» **Exercise directions**
Return all lines where the word "static" can be found.

» **Task inputs**

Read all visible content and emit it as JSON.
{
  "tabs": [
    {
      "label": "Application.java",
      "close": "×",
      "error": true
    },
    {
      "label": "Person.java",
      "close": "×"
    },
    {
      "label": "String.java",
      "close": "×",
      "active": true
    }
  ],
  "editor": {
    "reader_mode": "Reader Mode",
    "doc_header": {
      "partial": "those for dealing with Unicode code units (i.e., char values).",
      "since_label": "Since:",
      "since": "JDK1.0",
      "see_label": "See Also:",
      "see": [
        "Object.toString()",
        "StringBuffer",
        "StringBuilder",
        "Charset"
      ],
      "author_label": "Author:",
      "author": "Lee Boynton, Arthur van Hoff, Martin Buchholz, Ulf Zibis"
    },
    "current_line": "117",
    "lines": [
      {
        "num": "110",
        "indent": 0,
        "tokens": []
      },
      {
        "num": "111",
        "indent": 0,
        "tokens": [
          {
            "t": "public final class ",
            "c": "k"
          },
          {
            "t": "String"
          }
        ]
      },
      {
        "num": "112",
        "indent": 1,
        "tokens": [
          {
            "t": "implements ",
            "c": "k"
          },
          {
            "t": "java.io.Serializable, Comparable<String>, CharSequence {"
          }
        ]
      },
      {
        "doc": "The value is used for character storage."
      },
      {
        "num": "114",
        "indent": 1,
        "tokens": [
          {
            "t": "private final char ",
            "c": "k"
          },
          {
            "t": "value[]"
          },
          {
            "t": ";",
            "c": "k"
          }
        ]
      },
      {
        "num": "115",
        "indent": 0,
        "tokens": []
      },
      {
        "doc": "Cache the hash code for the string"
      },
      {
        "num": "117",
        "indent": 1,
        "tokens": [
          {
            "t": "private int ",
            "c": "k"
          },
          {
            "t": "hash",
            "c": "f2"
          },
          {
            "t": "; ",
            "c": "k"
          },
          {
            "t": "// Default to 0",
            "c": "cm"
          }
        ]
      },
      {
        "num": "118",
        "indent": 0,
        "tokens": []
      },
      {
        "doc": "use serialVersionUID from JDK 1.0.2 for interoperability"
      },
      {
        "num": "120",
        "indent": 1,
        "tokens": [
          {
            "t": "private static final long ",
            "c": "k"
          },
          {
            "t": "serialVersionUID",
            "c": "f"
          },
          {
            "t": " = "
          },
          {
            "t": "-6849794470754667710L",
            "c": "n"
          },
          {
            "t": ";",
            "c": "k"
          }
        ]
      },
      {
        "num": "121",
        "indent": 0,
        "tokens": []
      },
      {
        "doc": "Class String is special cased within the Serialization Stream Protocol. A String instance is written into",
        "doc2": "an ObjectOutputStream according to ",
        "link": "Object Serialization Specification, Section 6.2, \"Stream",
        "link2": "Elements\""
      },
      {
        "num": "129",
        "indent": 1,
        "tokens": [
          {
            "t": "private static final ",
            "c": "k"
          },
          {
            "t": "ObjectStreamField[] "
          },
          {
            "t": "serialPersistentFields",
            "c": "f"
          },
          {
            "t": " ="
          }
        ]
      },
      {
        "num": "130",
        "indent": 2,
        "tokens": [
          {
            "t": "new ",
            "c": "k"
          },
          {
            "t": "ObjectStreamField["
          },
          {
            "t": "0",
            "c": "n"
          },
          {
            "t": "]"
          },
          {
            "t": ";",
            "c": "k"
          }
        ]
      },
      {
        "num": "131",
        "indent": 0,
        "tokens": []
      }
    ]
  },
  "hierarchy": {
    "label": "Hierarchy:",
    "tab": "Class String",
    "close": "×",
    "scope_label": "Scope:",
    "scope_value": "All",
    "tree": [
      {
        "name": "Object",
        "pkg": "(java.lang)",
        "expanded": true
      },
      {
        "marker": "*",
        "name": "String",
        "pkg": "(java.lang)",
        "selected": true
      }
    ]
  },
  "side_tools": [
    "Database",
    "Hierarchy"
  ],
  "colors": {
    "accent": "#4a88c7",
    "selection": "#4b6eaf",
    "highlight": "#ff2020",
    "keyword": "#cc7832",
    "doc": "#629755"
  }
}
---
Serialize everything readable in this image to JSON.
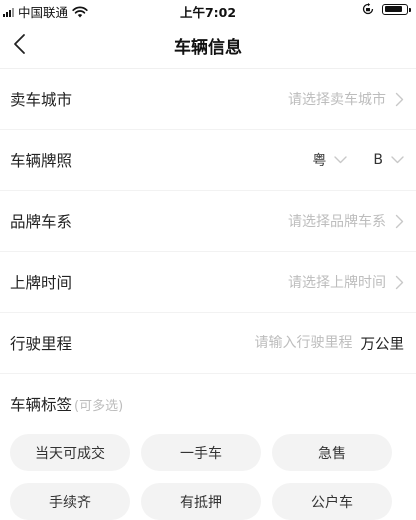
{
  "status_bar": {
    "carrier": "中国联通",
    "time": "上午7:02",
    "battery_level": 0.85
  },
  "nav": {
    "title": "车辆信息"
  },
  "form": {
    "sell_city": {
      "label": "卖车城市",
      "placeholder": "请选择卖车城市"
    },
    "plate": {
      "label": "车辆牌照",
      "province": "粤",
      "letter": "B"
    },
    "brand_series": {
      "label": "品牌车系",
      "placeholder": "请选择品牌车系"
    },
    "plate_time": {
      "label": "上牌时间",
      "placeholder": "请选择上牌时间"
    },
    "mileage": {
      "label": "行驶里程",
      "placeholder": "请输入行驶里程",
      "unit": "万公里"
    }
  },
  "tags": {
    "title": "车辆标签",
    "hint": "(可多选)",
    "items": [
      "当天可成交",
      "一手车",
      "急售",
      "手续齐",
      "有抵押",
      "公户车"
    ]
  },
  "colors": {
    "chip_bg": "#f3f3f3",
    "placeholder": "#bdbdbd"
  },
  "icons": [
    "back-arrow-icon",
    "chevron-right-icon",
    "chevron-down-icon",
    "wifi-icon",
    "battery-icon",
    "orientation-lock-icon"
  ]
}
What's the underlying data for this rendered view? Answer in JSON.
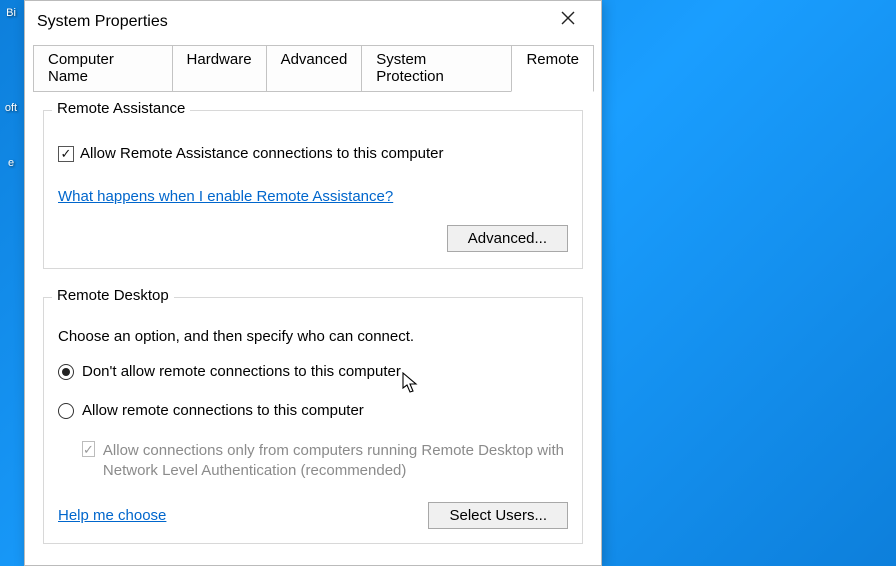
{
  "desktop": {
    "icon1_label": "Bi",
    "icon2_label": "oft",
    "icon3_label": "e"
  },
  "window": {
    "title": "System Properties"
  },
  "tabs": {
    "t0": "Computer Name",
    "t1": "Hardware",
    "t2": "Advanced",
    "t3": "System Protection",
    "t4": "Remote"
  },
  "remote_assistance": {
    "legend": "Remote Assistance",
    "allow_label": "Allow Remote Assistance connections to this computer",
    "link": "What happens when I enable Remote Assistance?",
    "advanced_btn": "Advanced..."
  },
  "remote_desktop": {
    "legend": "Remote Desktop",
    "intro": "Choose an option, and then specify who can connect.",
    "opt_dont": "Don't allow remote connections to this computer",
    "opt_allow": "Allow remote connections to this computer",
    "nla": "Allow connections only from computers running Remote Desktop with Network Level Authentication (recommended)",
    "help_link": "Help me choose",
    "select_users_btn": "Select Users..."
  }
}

» **Complete output**
            "t": "private static final long ",
            "t": "private static final ",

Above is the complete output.